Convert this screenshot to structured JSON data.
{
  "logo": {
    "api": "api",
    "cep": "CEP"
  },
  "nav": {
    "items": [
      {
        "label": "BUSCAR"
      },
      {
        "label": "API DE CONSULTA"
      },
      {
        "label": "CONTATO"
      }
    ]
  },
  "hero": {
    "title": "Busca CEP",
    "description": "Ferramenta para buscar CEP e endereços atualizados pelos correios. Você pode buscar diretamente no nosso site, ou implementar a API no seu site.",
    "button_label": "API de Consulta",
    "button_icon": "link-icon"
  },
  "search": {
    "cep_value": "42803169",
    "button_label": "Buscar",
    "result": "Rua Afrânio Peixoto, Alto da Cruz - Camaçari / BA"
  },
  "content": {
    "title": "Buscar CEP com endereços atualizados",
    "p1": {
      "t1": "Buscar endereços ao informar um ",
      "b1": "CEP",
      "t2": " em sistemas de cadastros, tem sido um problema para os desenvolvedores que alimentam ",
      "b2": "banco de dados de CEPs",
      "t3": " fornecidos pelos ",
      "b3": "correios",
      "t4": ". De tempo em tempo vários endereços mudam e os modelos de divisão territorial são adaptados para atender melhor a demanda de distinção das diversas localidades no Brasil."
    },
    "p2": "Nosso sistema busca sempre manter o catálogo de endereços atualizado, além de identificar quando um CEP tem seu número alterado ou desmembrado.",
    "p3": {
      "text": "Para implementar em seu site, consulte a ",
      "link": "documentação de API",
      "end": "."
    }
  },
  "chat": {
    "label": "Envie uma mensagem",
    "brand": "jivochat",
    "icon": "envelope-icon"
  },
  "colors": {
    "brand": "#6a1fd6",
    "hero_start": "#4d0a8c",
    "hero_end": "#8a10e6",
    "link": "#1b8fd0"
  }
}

══════════════════════════════

== Stated problem ==
Out of the preceding entries, pull every line containing the string "endereços".

== Problem solution ==
    "description": "Ferramenta para buscar CEP e endereços atualizados pelos correios. Você pode buscar diretamente no nosso site, ou implementar a API no seu site.",
    "title": "Buscar CEP com endereços atualizados",
      "t1": "Buscar endereços ao informar um ",
      "t4": ". De tempo em tempo vários endereços mudam e os modelos de divisão territorial são adaptados para atender melhor a demanda de distinção das diversas localidades no Brasil."
    "p2": "Nosso sistema busca sempre manter o catálogo de endereços atualizado, além de identificar quando um CEP tem seu número alterado ou desmembrado.",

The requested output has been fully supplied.